Righe fornite:
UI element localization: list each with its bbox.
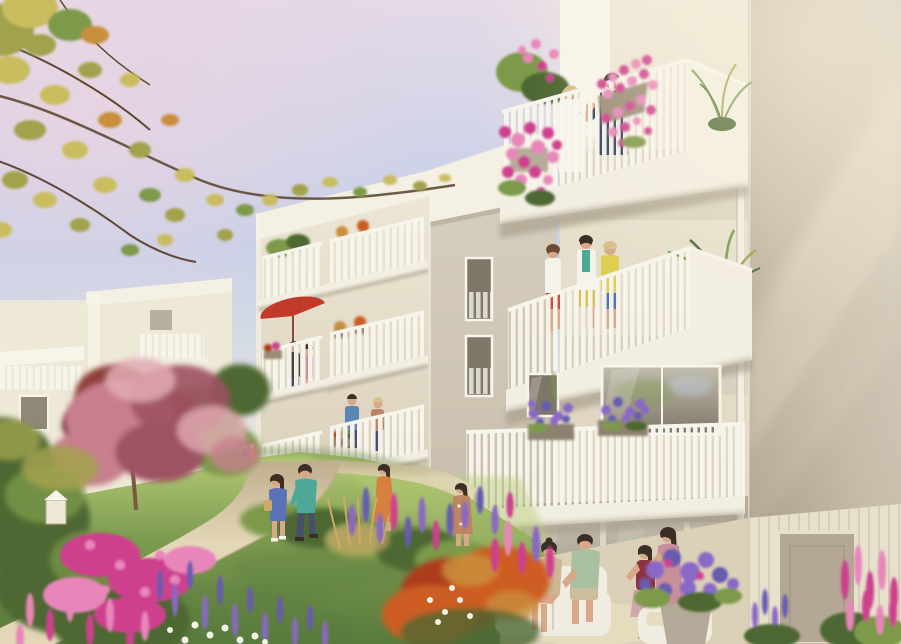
handbag <box>264 500 272 511</box>
railing-flower-box-red <box>264 342 282 359</box>
architectural-rendering <box>0 0 901 644</box>
scene-canvas <box>0 0 901 644</box>
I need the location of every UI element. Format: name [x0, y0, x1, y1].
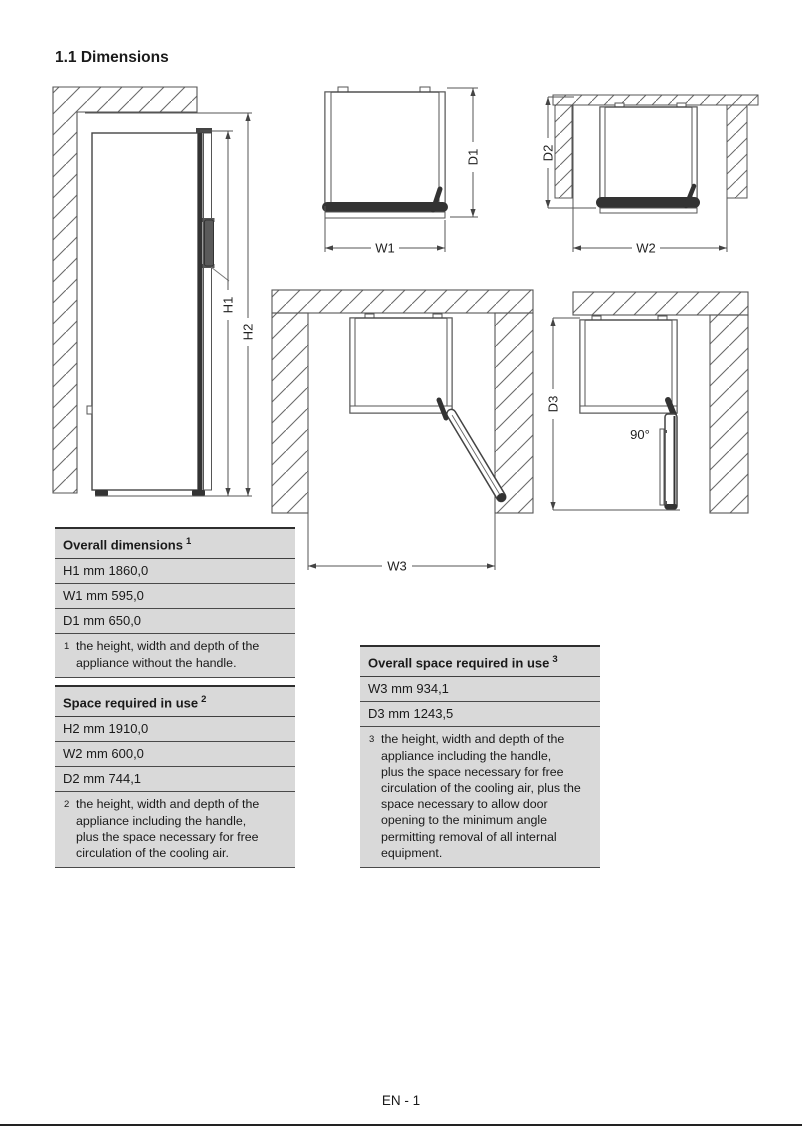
- d1-label: D1: [466, 149, 481, 166]
- table-row: W2 mm 600,0: [55, 742, 295, 767]
- fridge-top-view: [350, 314, 452, 413]
- table-title: Overall space required in use: [368, 655, 549, 670]
- w1-label: W1: [375, 241, 395, 256]
- fridge-feet: [95, 490, 205, 496]
- d3-label: D3: [546, 396, 561, 413]
- footnote-sup: 2: [64, 797, 69, 813]
- h2-label: H2: [241, 324, 256, 341]
- page-number: EN - 1: [0, 1093, 802, 1108]
- manual-page: { "page": { "title": "1.1 Dimensions", "…: [0, 0, 802, 1136]
- door-open-90-diagram: 90° D3: [540, 283, 755, 521]
- h1-label: H1: [221, 297, 236, 314]
- w3-label: W3: [387, 559, 407, 574]
- door-handle: [660, 429, 664, 505]
- dimension-d1: D1: [447, 88, 481, 217]
- side-view-diagram: H1 H2: [45, 80, 260, 505]
- table-row: D3 mm 1243,5: [360, 702, 600, 727]
- table-title-sup: 3: [552, 654, 557, 665]
- fridge-top-view: [580, 316, 677, 413]
- table-header: Overall space required in use3: [360, 647, 600, 677]
- table-row: H2 mm 1910,0: [55, 717, 295, 742]
- footnote-line: the height, width and depth of the appli…: [381, 731, 592, 763]
- table-header: Overall dimensions1: [55, 529, 295, 559]
- table-footnote: 2 the height, width and depth of the app…: [55, 792, 295, 867]
- footnote-sup: 1: [64, 639, 69, 655]
- footnote-line: plus the space necessary for free circul…: [76, 829, 287, 861]
- table-row: W3 mm 934,1: [360, 677, 600, 702]
- footnote-line: plus the space necessary for free circul…: [381, 764, 592, 861]
- space-required-table: Space required in use2 H2 mm 1910,0 W2 m…: [55, 685, 295, 868]
- wall-spacer: [87, 406, 92, 414]
- door-handle: [203, 218, 215, 268]
- niche-top-view-diagram: D2 W2: [528, 85, 763, 265]
- w2-label: W2: [636, 241, 656, 256]
- footnote-line: the height, width and depth of the appli…: [76, 638, 287, 670]
- footnote-line: the height, width and depth of the appli…: [76, 796, 287, 828]
- table-title-sup: 1: [186, 536, 191, 547]
- page-bottom-rule: [0, 1124, 802, 1126]
- table-footnote: 3 the height, width and depth of the app…: [360, 727, 600, 867]
- door-closed: [322, 202, 448, 212]
- footnote-sup: 3: [369, 732, 374, 748]
- table-title: Overall dimensions: [63, 537, 183, 552]
- overall-space-table: Overall space required in use3 W3 mm 934…: [360, 645, 600, 868]
- table-title: Space required in use: [63, 695, 198, 710]
- table-row: W1 mm 595,0: [55, 584, 295, 609]
- table-header: Space required in use2: [55, 687, 295, 717]
- top-view-diagram: D1 W1: [300, 80, 485, 260]
- fridge-side-view: [87, 128, 229, 496]
- handle-leader-line: [211, 267, 229, 281]
- overall-dimensions-table: Overall dimensions1 H1 mm 1860,0 W1 mm 5…: [55, 527, 295, 678]
- table-footnote: 1 the height, width and depth of the app…: [55, 634, 295, 676]
- page-title: 1.1 Dimensions: [55, 49, 169, 67]
- d2-label: D2: [541, 145, 556, 162]
- door-open-wide-diagram: W3: [265, 283, 537, 577]
- table-row: H1 mm 1860,0: [55, 559, 295, 584]
- dimension-w3: W3: [308, 513, 495, 574]
- table-row: D1 mm 650,0: [55, 609, 295, 634]
- fridge-top-view: [596, 103, 700, 213]
- angle-label: 90°: [630, 427, 650, 442]
- table-row: D2 mm 744,1: [55, 767, 295, 792]
- fridge-top-view: [322, 87, 448, 218]
- table-title-sup: 2: [201, 694, 206, 705]
- door-open-90: [660, 400, 677, 509]
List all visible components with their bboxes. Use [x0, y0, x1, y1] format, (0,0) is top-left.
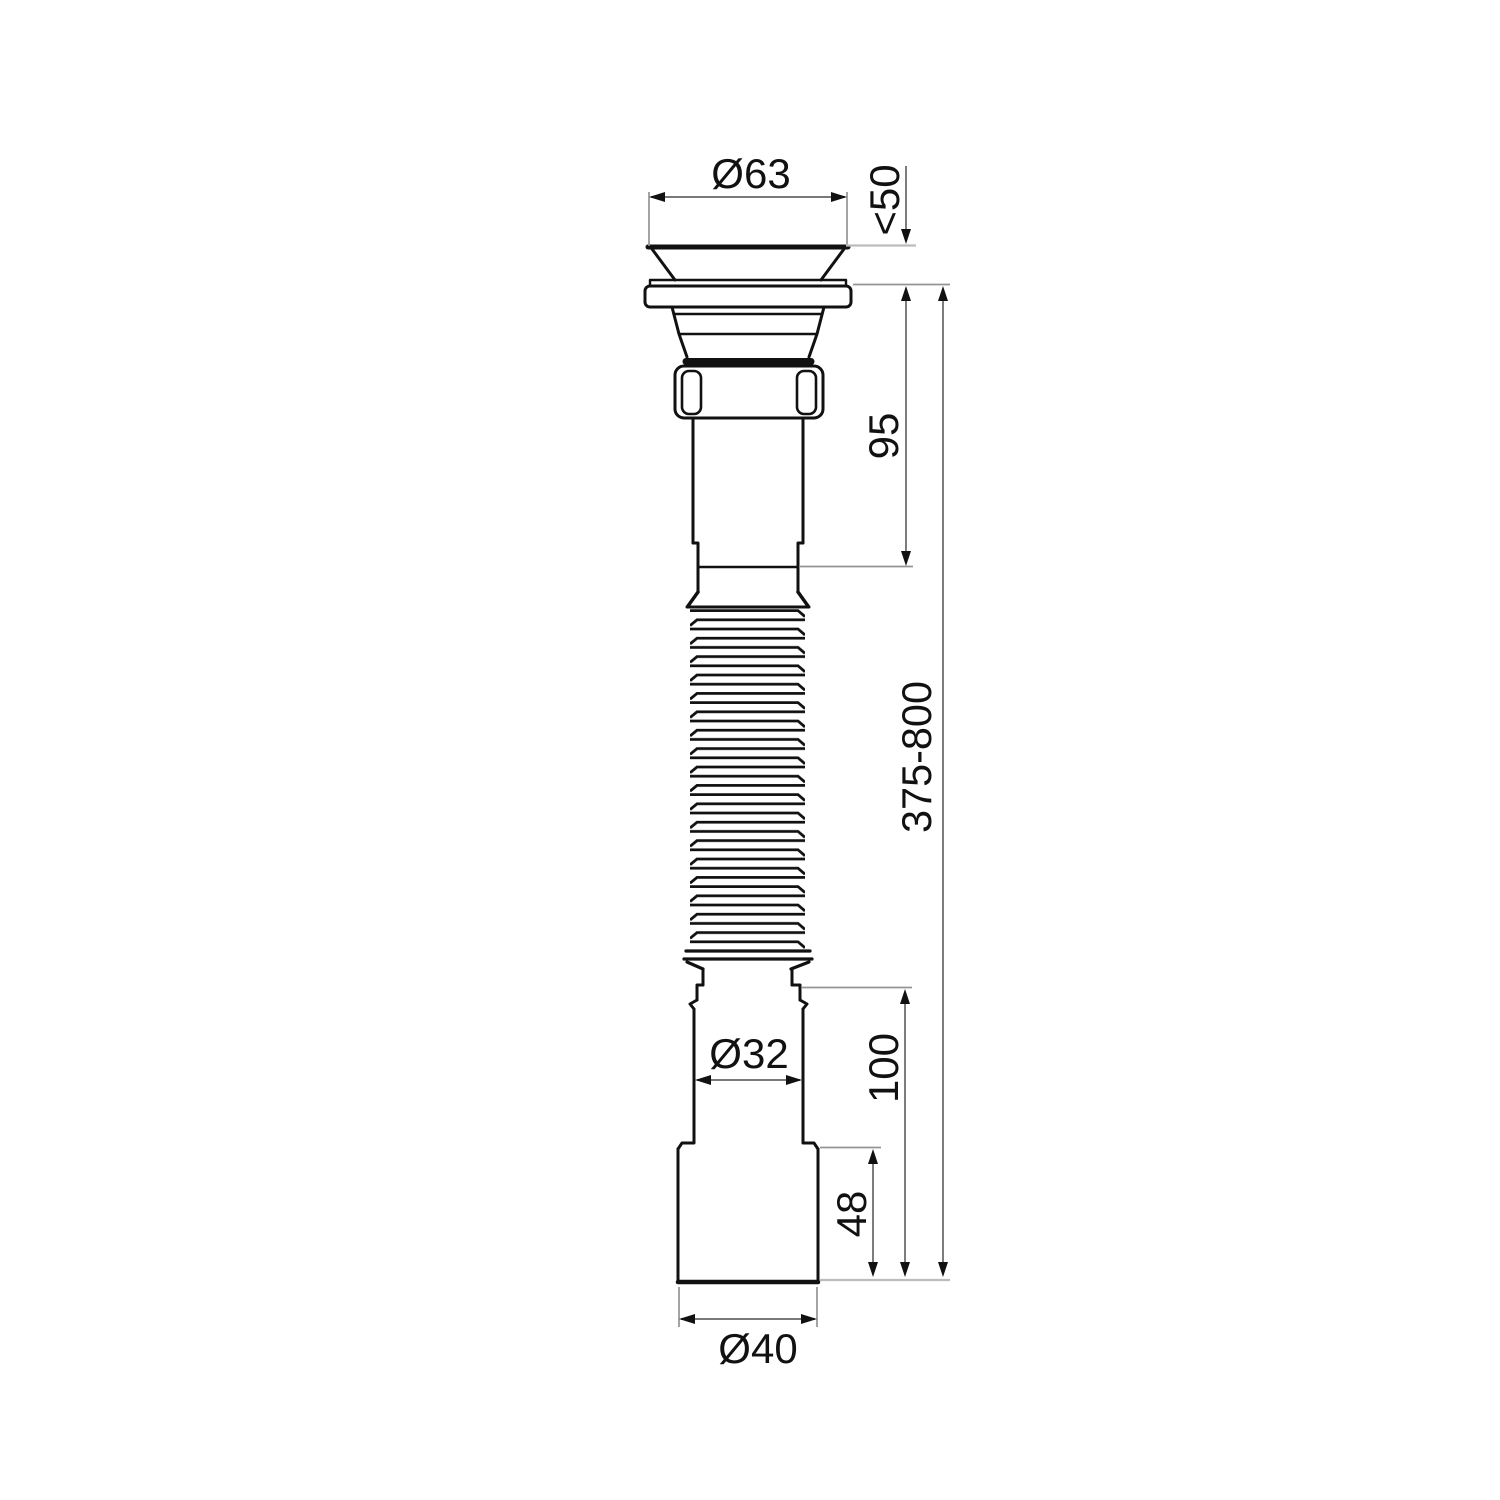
- dim48-arrow-up: [868, 1149, 878, 1164]
- drawing-canvas: Ø63 <50 95 375-800: [0, 0, 1500, 1500]
- flange-body-joints: [674, 314, 822, 334]
- strainer-flange: [645, 247, 851, 362]
- corrugation-texture: [690, 608, 805, 950]
- dim-tailpiece-length: 95: [800, 285, 950, 567]
- dim-label-outlet-tip-length: 48: [828, 1191, 875, 1238]
- dim95-arrow-up: [901, 286, 911, 301]
- dim100-arrow-up: [900, 989, 910, 1004]
- nut-facet-right: [797, 371, 816, 414]
- dim-label-mounting-thickness: <50: [861, 164, 908, 235]
- dim-label-tailpiece-length: 95: [860, 413, 907, 460]
- dim-label-adjustable-length: 375-800: [893, 681, 940, 833]
- dim-outlet-pipe-diameter: Ø32: [695, 1030, 802, 1085]
- outlet-shoulder: [697, 985, 800, 1000]
- dim63-arrow-right: [831, 192, 847, 202]
- dim-flange-diameter: Ø63: [649, 150, 847, 246]
- dim-mounting-thickness: <50: [846, 164, 916, 245]
- hose-bottom-rings: [684, 951, 812, 959]
- dim-label-outlet-length: 100: [860, 1033, 907, 1103]
- nut-body: [675, 366, 823, 418]
- hose-bottom-flare: [687, 962, 809, 969]
- tailpiece-walls: [693, 418, 803, 543]
- tailpiece: [687, 418, 809, 607]
- dim-label-outlet-pipe-diameter: Ø32: [709, 1030, 788, 1077]
- dim-label-outlet-tip-diameter: Ø40: [718, 1325, 797, 1372]
- dim375-arrow-up: [938, 286, 948, 301]
- nut-facet-left: [682, 371, 701, 414]
- dim48-arrow-down: [868, 1262, 878, 1277]
- outlet-step: [678, 1140, 818, 1149]
- flange-cap-sides: [652, 249, 844, 280]
- dim40-extension-lines: [679, 1287, 817, 1327]
- part-outline: [645, 247, 851, 1282]
- dim-outlet-tip-length: 48: [820, 1148, 881, 1278]
- dim-outlet-tip-diameter: Ø40: [679, 1287, 817, 1372]
- dim100-arrow-down: [900, 1262, 910, 1277]
- dim63-extension-lines: [649, 192, 847, 246]
- outlet-neck: [703, 969, 792, 985]
- flange-washer-plate: [645, 286, 851, 307]
- hose-top-flare: [688, 592, 808, 606]
- dim40-arrow-left: [679, 1314, 695, 1324]
- dim-label-flange-diameter: Ø63: [711, 150, 790, 197]
- drain-pipe-technical-drawing: Ø63 <50 95 375-800: [0, 0, 1500, 1500]
- outlet-pipe: [678, 969, 818, 1282]
- dim375-arrow-down: [938, 1262, 948, 1277]
- outlet-tip-walls: [678, 1149, 818, 1280]
- outlet-collar-bump: [690, 1000, 807, 1009]
- dim95-arrow-down: [901, 551, 911, 566]
- dim63-arrow-left: [649, 192, 665, 202]
- dim40-arrow-right: [801, 1314, 817, 1324]
- corrugated-hose: [684, 608, 812, 969]
- lock-nut: [675, 366, 823, 418]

Consegna:
Per favore, formatta tutte le righe qui sopra come tabella Markdown con le colonne Numero e Riga, tralasciando quelle vuote. Escludi dalla risposta le immagini.

Esercizio svolto:
| Numero | Riga |
|---|---|
| 1 | UI element localization: list each with its bbox. |
| 2 | handbag <box>264 500 272 511</box> |
| 3 | railing-flower-box-red <box>264 342 282 359</box> |
| 4 | architectural-rendering <box>0 0 901 644</box> |
| 5 | scene-canvas <box>0 0 901 644</box> |
| 6 | I need the location of every UI element. Format: name [x0, y0, x1, y1]. |
| 7 | - d1-label: D1: [466, 149, 481, 166] |
| 8 | - table-row: W2 mm 600,0: [55, 742, 295, 767] |
| 9 | - fridge-top-view: [350, 314, 452, 413] |
| 10 | - table-title: Overall space required in use: [368, 655, 549, 670] |
| 11 | - w1-label: W1: [375, 241, 395, 256] |
| 12 | - fridge-feet: [95, 490, 205, 496] |
| 13 | - d3-label: D3: [546, 396, 561, 413] |
| 14 | - footnote-sup: 2: [64, 797, 69, 813] |
| 15 | - h2-label: H2: [241, 324, 256, 341] |
| 16 | - page-number: EN - 1: [0, 1093, 802, 1108] |
| 17 | - manual-page: { "page": { "title": "1.1 Dimensions", "…: [0, 0, 802, 1136] |
| 18 | - door-open-90-diagram: 90° D3: [540, 283, 755, 521] |
| 19 | - h1-label: H1: [221, 297, 236, 314] |
| 20 | - w3-label: W3: [387, 559, 407, 574] |
| 21 | - door-handle: [660, 429, 664, 505] |
| 22 | - dimension-d1: D1: [447, 88, 481, 217] |
| 23 | - side-view-diagram: H1 H2: [45, 80, 260, 505] |
| 24 | - table-row: D3 mm 1243,5: [360, 702, 600, 727] |
| 25 | - table-title-sup: 3: [552, 654, 557, 665] |
| 26 | - fridge-top-view: [580, 316, 677, 413] |
| 27 | - table-header: Overall space required in use3: [360, 647, 600, 677] |
| 28 | - table-row: H2 mm 1910,0: [55, 717, 295, 742] |
| 29 | - footnote-line: the height, width and depth of the appli…: [381, 731, 592, 763] |
| 30 | - table-header: Overall dimensions1: [55, 529, 295, 559] |
| 31 | - table-footnote: 2 the height, width and depth of the app…: [55, 792, 295, 867] |
| 32 | - footnote-sup: 1: [64, 639, 69, 655] |
| 33 | - footnote-line: plus the space necessary for free circul…: [76, 829, 287, 861] |
| 34 | - table-row: W3 mm 934,1: [360, 677, 600, 702] |
| 35 | - footnote-line: plus the space necessary for free circul…: [381, 764, 592, 861] |
| 36 | - space-required-table: Space required in use2 H2 mm 1910,0 W2 m…: [55, 685, 295, 868] |
| 37 | - wall-spacer: [87, 406, 92, 414] |
| 38 | - door-handle: [203, 218, 215, 268] |
| 39 | - niche-top-view-diagram: D2 W2: [528, 85, 763, 265] |
| 40 | - w2-label: W2: [636, 241, 656, 256] |
| 41 | - footnote-line: the height, width and depth of the appli…: [76, 638, 287, 670] |
| 42 | - footnote-line: the height, width and depth of the appli…: [76, 796, 287, 828] |
| 43 | - table-title-sup: 1: [186, 536, 191, 547] |
| 44 | - page-bottom-rule: [0, 1124, 802, 1126] |
| 45 | - table-footnote: 3 the height, width and depth of the app…: [360, 727, 600, 867] |
| 46 | - door-closed: [322, 202, 448, 212] |
| 47 | - footnote-sup: 3: [369, 732, 374, 748] |
| 48 | - table-title: Overall dimensions: [63, 537, 183, 552] |
| 49 | - overall-space-table: Overall space required in use3 W3 mm 934…: [360, 645, 600, 868] |
| 50 | - table-title: Space required in use: [63, 695, 198, 710] |
| 51 | - table-row: W1 mm 595,0: [55, 584, 295, 609] |
| 52 | - table-header: Space required in use2: [55, 687, 295, 717] |
| 53 | - top-view-diagram: D1 W1: [300, 80, 485, 260] |
| 54 | - fridge-side-view: [87, 128, 229, 496] |
| 55 | - handle-leader-line: [211, 267, 229, 281] |
| 56 | - overall-dimensions-table: Overall dimensions1 H1 mm 1860,0 W1 mm 5…: [55, 527, 295, 678] |
| 57 | - table-footnote: 1 the height, width and depth of the app…: [55, 634, 295, 676] |
| 58 | - page-title: 1.1 Dimensions: [55, 49, 169, 67] |
| 59 | - d2-label: D2: [541, 145, 556, 162] |
| 60 | - door-open-wide-diagram: W3: [265, 283, 537, 577] |
| 61 | - table-row: H1 mm 1860,0: [55, 559, 295, 584] |
| 62 | - dimension-w3: W3: [308, 513, 495, 574] |
| 63 | - table-row: D1 mm 650,0: [55, 609, 295, 634] |
| 64 | - fridge-top-view: [596, 103, 700, 213] |
| 65 | - angle-label: 90°: [630, 427, 650, 442] |
| 66 | - table-row: D2 mm 744,1: [55, 767, 295, 792] |
| 67 | - fridge-top-view: [322, 87, 448, 218] |
| 68 | - table-title-sup: 2: [201, 694, 206, 705] |
| 69 | - door-open-90: [660, 400, 677, 509] |
| 70 | List all visible components with their bboxes. Use [x0, y0, x1, y1] format, (0,0) is top-left. |
| 71 | - dim48-arrow-up: [868, 1149, 878, 1164] |
| 72 | - drawing-canvas: Ø63 <50 95 375-800: [0, 0, 1500, 1500] |
| 73 | - flange-body-joints: [674, 314, 822, 334] |
| 74 | - strainer-flange: [645, 247, 851, 362] |
| 75 | - corrugation-texture: [690, 608, 805, 950] |
| 76 | - dim-tailpiece-length: 95: [800, 285, 950, 567] |
| 77 | - dim-label-outlet-tip-length: 48: [828, 1191, 875, 1238] |
| 78 | - dim95-arrow-up: [901, 286, 911, 301] |
| 79 | - dim100-arrow-up: [900, 989, 910, 1004] |
| 80 | - nut-facet-right: [797, 371, 816, 414] |
| 81 | - dim-label-mounting-thickness: <50: [861, 164, 908, 235] |
| 82 | - dim-label-tailpiece-length: 95: [860, 413, 907, 460] |
| 83 | - dim-label-adjustable-length: 375-800: [893, 681, 940, 833] |
| 84 | - dim-outlet-pipe-diameter: Ø32: [695, 1030, 802, 1085] |
| 85 | - outlet-shoulder: [697, 985, 800, 1000] |
| 86 | - dim63-arrow-right: [831, 192, 847, 202] |
| 87 | - dim-flange-diameter: Ø63: [649, 150, 847, 246] |
| 88 | - dim-mounting-thickness: <50: [846, 164, 916, 245] |
| 89 | - hose-bottom-rings: [684, 951, 812, 959] |
| 90 | - dim-label-outlet-length: 100: [860, 1033, 907, 1103] |
| 91 | - nut-body: [675, 366, 823, 418] |
| 92 | - hose-bottom-flare: [687, 962, 809, 969] |
| 93 | - tailpiece-walls: [693, 418, 803, 543] |
| 94 | - tailpiece: [687, 418, 809, 607] |
| 95 | - dim-label-outlet-pipe-diameter: Ø32: [709, 1030, 788, 1077] |
| 96 | - dim-label-outlet-tip-diameter: Ø40: [718, 1325, 797, 1372] |
| 97 | - dim375-arrow-up: [938, 286, 948, 301] |
| 98 | - nut-facet-left: [682, 371, 701, 414] |
| 99 | - dim48-arrow-down: [868, 1262, 878, 1277] |
| 100 | - outlet-step: [678, 1140, 818, 1149] |
| 101 | - flange-cap-sides: [652, 249, 844, 280] |
| 102 | - dim40-extension-lines: [679, 1287, 817, 1327] |
| 103 | - part-outline: [645, 247, 851, 1282] |
| 104 | - dim-outlet-tip-length: 48: [820, 1148, 881, 1278] |
| 105 | - dim-outlet-tip-diameter: Ø40: [679, 1287, 817, 1372] |
| 106 | - dim100-arrow-down: [900, 1262, 910, 1277] |
| 107 | - dim63-extension-lines: [649, 192, 847, 246] |
| 108 | - outlet-neck: [703, 969, 792, 985] |
| 109 | - flange-washer-plate: [645, 286, 851, 307] |
| 110 | - hose-top-flare: [688, 592, 808, 606] |
| 111 | - dim40-arrow-left: [679, 1314, 695, 1324] |
| 112 | - dim-label-flange-diameter: Ø63: [711, 150, 790, 197] |
| 113 | - drain-pipe-technical-drawing: Ø63 <50 95 375-800: [0, 0, 1500, 1500] |
| 114 | - outlet-pipe: [678, 969, 818, 1282] |
| 115 | - dim375-arrow-down: [938, 1262, 948, 1277] |
| 116 | - outlet-tip-walls: [678, 1149, 818, 1280] |
| 117 | - outlet-collar-bump: [690, 1000, 807, 1009] |
| 118 | - dim95-arrow-down: [901, 551, 911, 566] |
| 119 | - dim63-arrow-left: [649, 192, 665, 202] |
| 120 | - dim40-arrow-right: [801, 1314, 817, 1324] |
| 121 | - corrugated-hose: [684, 608, 812, 969] |
| 122 | - lock-nut: [675, 366, 823, 418] |